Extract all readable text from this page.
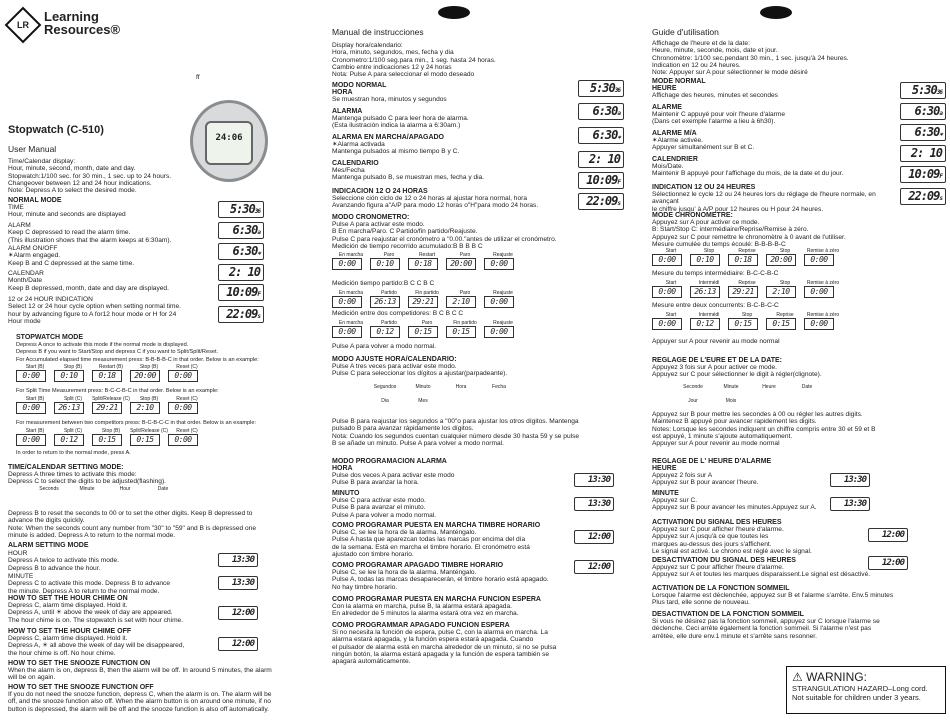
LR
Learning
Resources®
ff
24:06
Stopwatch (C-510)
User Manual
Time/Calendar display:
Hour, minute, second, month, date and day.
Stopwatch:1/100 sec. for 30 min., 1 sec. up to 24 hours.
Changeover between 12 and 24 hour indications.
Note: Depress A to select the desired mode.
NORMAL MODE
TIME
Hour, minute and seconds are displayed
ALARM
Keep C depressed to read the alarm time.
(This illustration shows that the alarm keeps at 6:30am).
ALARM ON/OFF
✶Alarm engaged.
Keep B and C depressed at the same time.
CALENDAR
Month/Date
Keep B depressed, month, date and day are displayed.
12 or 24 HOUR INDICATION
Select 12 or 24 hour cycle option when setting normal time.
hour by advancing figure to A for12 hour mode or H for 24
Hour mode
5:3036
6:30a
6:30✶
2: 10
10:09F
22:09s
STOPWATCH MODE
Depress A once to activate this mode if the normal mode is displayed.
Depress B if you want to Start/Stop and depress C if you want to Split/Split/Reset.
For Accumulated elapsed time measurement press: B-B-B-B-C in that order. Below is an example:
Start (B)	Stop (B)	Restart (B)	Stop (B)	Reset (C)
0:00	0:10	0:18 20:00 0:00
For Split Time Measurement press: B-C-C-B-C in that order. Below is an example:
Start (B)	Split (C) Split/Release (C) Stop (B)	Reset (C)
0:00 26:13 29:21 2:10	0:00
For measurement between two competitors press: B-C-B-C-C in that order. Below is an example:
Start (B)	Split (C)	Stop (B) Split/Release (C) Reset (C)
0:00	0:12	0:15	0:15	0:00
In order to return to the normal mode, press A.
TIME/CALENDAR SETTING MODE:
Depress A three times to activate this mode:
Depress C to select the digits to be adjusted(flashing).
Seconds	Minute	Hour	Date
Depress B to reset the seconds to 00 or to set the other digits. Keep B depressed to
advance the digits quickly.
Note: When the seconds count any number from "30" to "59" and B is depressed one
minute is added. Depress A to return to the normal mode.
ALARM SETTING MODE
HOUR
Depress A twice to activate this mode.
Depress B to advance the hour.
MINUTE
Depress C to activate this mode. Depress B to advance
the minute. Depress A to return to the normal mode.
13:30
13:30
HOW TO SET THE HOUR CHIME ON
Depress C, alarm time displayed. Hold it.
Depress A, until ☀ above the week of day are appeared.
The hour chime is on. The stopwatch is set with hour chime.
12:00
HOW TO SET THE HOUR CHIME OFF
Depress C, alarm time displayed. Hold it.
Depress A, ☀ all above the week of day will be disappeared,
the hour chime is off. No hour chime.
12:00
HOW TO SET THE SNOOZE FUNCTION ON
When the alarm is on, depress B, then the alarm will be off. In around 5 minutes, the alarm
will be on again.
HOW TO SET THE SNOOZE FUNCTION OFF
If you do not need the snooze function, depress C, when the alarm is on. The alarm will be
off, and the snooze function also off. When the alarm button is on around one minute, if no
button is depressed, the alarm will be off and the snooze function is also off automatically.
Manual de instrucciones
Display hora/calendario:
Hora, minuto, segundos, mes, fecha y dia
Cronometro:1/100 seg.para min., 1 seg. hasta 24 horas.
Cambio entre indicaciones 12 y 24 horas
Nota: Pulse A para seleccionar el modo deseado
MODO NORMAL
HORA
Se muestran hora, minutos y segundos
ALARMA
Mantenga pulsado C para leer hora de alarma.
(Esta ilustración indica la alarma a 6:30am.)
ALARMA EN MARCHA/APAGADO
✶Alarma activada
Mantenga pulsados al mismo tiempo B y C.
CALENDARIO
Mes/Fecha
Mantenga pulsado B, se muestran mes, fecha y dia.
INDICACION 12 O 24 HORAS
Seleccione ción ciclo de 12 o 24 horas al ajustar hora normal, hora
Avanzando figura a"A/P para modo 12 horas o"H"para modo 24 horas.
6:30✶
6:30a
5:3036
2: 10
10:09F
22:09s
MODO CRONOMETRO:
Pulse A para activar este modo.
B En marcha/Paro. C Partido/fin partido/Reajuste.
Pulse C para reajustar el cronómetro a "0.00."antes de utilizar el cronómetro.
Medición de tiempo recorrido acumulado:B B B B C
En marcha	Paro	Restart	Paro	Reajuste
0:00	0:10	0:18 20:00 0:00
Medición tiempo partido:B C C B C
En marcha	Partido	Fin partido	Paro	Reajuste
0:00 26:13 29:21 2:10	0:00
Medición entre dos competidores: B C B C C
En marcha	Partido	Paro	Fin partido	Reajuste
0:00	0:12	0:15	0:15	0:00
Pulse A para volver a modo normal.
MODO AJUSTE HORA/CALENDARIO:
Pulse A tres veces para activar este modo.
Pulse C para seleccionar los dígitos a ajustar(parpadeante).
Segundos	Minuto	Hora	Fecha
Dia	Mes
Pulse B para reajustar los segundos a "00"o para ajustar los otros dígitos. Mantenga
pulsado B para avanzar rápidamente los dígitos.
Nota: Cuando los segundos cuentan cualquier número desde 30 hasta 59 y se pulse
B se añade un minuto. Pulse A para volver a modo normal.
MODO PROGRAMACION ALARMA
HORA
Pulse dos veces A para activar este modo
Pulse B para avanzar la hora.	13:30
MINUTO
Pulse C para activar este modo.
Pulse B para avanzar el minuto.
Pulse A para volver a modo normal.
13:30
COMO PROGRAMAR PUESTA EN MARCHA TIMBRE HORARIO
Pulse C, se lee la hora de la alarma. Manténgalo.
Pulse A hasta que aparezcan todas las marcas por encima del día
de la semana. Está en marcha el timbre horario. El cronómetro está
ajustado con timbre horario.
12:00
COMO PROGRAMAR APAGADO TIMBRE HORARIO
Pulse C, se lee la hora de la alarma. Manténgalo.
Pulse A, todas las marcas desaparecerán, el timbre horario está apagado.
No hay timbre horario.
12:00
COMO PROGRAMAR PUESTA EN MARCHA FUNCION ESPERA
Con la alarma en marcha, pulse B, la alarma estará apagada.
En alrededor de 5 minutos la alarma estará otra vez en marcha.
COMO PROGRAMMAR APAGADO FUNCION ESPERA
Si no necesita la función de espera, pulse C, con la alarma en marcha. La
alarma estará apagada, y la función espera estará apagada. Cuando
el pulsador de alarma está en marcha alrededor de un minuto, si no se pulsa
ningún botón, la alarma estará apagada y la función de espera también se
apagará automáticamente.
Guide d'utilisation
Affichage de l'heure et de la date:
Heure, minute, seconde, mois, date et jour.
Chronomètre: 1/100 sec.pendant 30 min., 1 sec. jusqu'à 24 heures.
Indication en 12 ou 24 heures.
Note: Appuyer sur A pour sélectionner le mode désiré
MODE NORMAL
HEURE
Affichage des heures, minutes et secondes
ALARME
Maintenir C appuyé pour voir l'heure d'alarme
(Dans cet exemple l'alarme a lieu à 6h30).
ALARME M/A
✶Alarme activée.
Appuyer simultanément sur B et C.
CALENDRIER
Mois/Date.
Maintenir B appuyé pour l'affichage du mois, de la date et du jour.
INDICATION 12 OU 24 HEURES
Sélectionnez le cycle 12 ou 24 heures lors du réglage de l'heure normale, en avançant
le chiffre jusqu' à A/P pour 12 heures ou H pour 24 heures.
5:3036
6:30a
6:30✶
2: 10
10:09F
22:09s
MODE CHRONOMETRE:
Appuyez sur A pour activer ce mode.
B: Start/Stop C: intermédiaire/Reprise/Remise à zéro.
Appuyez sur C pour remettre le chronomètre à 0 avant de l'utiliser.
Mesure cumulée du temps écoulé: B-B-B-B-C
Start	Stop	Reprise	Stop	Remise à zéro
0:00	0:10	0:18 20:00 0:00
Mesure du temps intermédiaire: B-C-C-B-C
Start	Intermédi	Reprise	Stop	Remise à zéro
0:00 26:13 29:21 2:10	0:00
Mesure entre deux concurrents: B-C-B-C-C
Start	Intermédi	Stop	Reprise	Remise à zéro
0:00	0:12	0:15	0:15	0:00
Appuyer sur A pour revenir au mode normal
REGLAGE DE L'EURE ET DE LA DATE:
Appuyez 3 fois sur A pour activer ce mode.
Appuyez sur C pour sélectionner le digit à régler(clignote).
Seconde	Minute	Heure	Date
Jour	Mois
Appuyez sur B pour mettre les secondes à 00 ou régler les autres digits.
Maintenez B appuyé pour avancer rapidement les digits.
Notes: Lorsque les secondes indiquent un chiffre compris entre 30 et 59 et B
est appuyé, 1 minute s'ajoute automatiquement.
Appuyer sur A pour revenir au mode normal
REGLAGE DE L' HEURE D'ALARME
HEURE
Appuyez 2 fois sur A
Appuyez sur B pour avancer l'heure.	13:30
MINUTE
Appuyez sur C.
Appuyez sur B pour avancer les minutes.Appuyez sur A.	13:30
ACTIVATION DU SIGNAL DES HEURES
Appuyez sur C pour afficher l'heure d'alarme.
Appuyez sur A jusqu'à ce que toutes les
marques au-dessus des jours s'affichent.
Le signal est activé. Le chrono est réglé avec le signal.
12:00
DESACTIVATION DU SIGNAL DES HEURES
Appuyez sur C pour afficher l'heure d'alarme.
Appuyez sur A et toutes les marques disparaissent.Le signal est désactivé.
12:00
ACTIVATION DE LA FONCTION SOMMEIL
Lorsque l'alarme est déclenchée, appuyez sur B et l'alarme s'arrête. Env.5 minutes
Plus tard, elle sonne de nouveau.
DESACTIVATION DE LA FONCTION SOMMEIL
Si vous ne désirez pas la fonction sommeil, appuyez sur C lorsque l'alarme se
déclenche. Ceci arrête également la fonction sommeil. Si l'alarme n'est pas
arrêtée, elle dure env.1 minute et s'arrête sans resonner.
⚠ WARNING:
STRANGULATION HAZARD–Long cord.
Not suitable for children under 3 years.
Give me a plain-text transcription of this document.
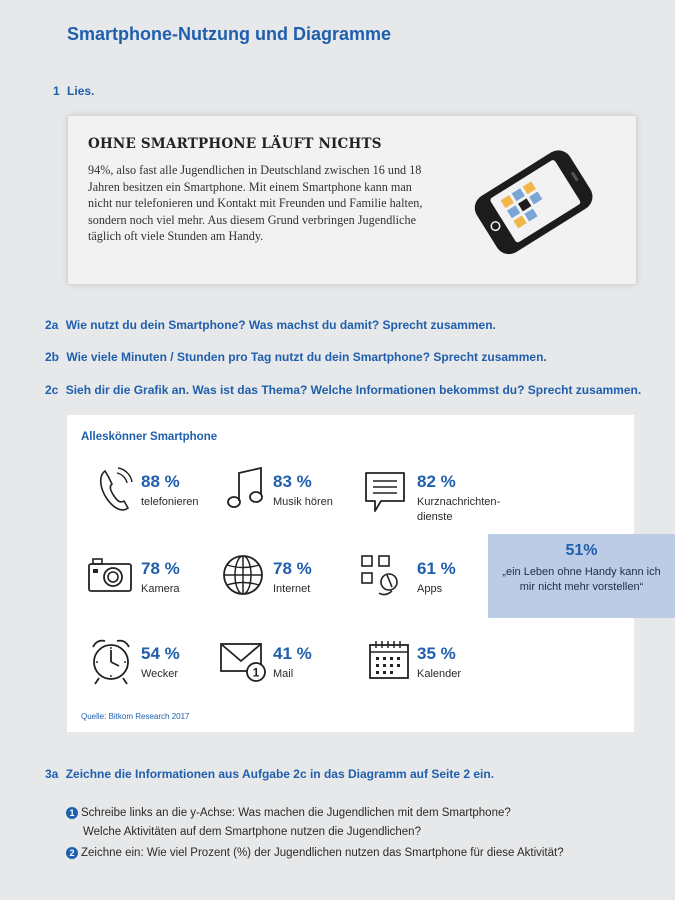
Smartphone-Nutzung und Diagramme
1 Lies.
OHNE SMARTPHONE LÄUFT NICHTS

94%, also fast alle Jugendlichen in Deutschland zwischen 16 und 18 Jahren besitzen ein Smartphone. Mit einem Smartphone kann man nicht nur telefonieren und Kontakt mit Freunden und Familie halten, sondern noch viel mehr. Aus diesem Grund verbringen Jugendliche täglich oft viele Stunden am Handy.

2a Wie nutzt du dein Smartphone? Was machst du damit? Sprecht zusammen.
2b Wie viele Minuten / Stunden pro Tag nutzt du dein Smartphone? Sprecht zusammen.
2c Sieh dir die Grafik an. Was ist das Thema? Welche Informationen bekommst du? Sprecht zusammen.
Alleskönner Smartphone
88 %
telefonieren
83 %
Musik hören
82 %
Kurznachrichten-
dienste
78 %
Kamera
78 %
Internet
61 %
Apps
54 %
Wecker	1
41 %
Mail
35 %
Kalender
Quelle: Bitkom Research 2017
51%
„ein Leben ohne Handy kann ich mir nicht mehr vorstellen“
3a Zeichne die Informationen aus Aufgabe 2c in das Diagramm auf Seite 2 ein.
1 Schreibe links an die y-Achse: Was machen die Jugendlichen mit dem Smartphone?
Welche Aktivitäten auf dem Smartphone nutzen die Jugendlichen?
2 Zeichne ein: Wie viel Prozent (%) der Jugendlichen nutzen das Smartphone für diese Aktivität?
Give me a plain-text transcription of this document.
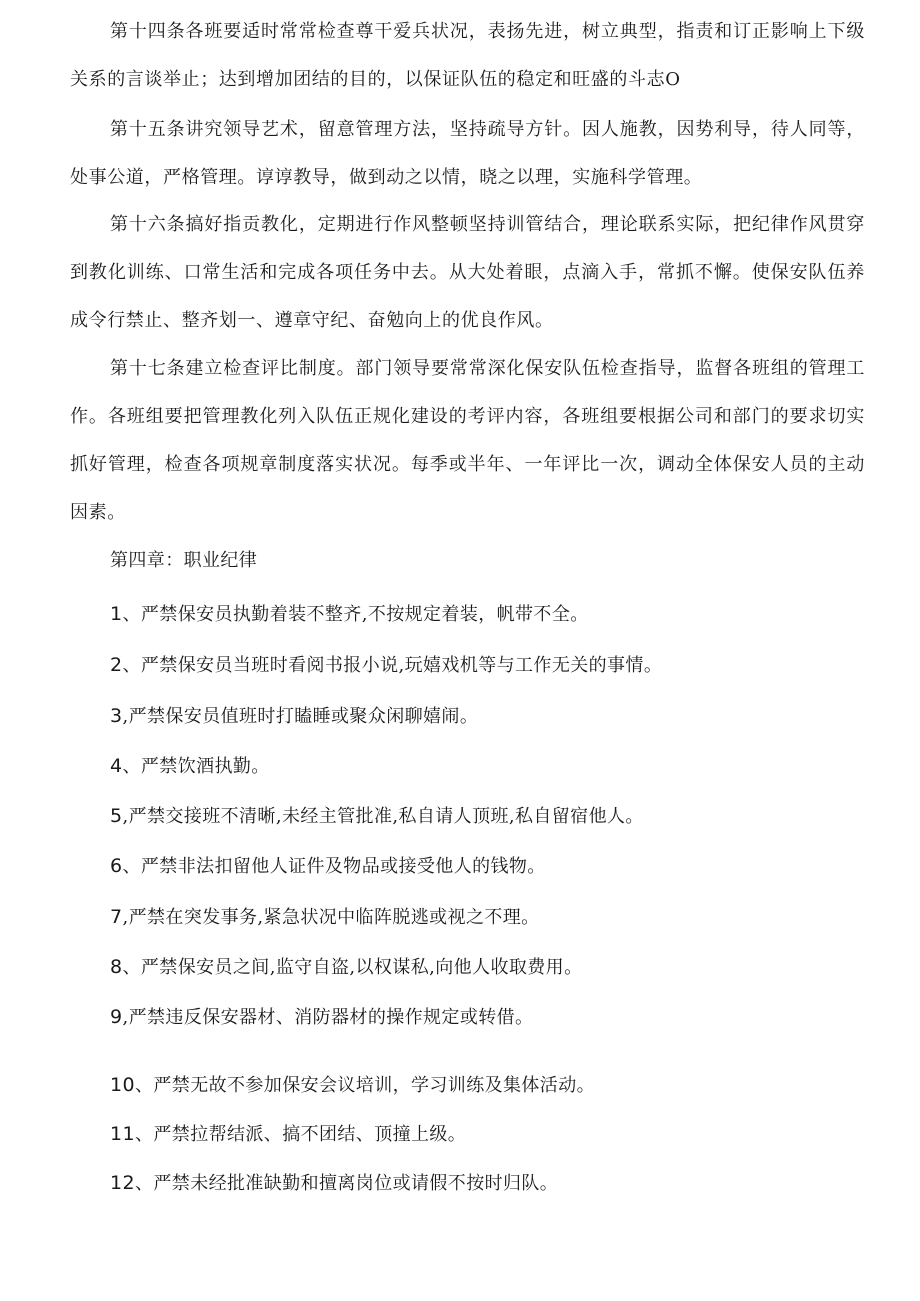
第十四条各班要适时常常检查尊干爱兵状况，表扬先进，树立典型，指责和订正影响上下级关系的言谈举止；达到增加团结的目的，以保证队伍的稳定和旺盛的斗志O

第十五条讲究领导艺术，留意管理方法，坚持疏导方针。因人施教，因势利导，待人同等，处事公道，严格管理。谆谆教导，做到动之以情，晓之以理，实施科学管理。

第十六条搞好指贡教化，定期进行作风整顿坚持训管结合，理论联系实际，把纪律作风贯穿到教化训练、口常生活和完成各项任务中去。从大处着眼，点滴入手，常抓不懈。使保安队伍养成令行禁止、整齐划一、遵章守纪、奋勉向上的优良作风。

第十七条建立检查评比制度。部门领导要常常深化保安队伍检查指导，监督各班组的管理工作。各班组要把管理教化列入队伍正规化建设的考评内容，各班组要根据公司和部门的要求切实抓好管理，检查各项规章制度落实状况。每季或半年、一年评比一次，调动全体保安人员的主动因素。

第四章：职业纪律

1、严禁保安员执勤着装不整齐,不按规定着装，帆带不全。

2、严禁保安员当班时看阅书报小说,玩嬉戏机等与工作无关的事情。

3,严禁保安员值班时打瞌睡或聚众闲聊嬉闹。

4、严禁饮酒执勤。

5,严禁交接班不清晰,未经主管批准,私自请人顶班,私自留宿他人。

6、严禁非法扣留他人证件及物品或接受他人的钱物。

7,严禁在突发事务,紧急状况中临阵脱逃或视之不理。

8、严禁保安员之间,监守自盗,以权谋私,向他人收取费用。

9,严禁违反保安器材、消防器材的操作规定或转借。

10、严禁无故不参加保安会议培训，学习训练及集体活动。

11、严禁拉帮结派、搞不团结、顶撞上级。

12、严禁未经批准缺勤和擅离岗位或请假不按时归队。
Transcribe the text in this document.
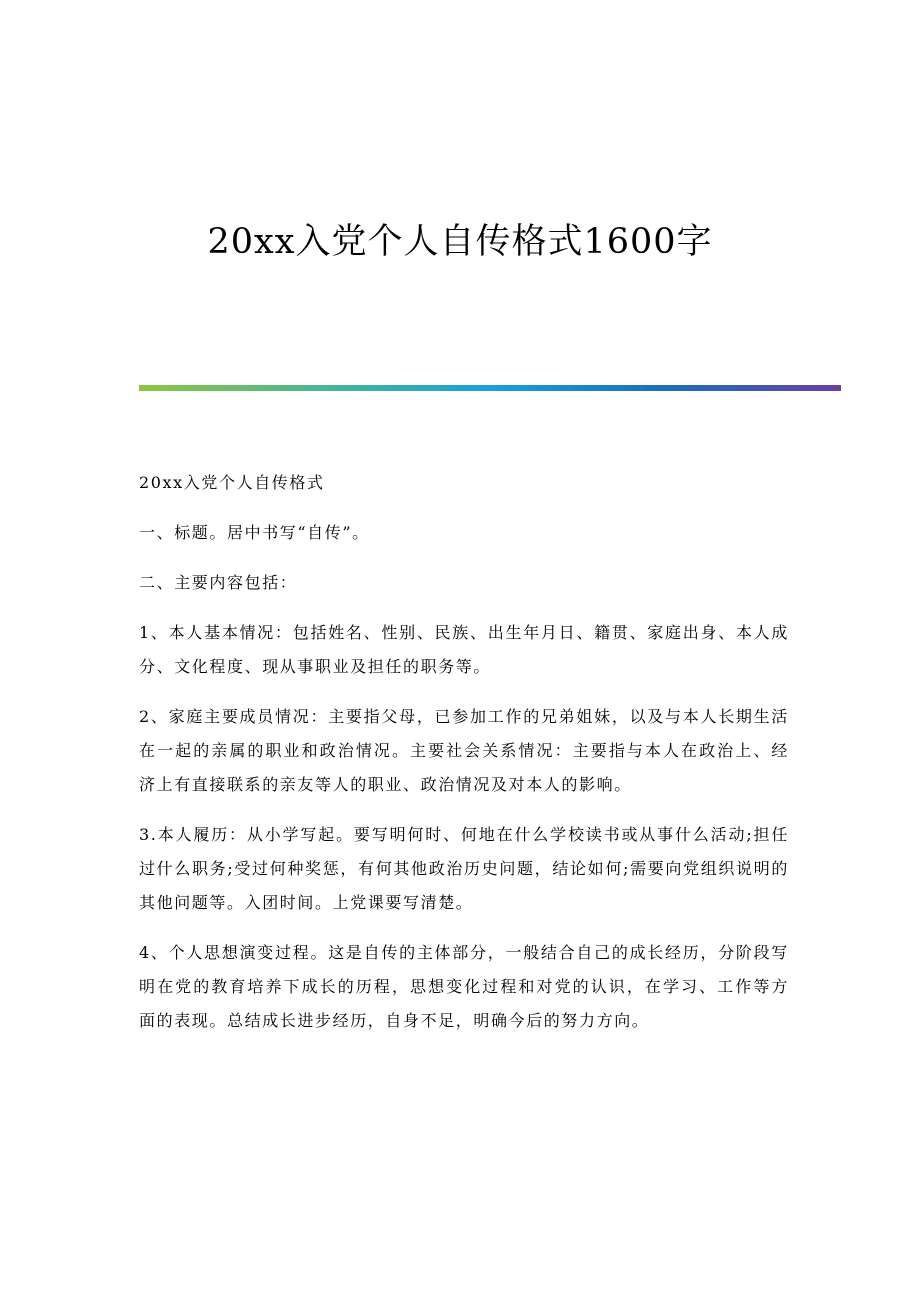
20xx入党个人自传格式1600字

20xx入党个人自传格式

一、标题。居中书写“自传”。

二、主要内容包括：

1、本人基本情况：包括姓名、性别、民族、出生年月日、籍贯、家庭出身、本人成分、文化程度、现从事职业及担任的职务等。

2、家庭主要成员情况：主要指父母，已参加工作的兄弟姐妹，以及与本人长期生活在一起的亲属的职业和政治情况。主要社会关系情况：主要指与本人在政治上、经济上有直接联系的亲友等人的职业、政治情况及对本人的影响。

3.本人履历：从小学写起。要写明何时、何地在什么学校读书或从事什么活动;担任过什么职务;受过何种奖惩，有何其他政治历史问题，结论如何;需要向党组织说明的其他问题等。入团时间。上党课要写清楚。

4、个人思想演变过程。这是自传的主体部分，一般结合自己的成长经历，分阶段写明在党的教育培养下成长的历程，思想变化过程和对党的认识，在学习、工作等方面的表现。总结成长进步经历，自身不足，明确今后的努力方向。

-.-.-

Please leave out the pictures while you copy exactly the lines from the one containing "Transcribe the text in this document." through the end of the records.

**RESPONSE FOR THIS EXERCISE**
Transcribe the text in this document.
20xx入党个人自传格式1600字

20xx入党个人自传格式

一、标题。居中书写“自传”。

二、主要内容包括：

1、本人基本情况：包括姓名、性别、民族、出生年月日、籍贯、家庭出身、本人成分、文化程度、现从事职业及担任的职务等。

2、家庭主要成员情况：主要指父母，已参加工作的兄弟姐妹，以及与本人长期生活在一起的亲属的职业和政治情况。主要社会关系情况：主要指与本人在政治上、经济上有直接联系的亲友等人的职业、政治情况及对本人的影响。

3.本人履历：从小学写起。要写明何时、何地在什么学校读书或从事什么活动;担任过什么职务;受过何种奖惩，有何其他政治历史问题，结论如何;需要向党组织说明的其他问题等。入团时间。上党课要写清楚。

4、个人思想演变过程。这是自传的主体部分，一般结合自己的成长经历，分阶段写明在党的教育培养下成长的历程，思想变化过程和对党的认识，在学习、工作等方面的表现。总结成长进步经历，自身不足，明确今后的努力方向。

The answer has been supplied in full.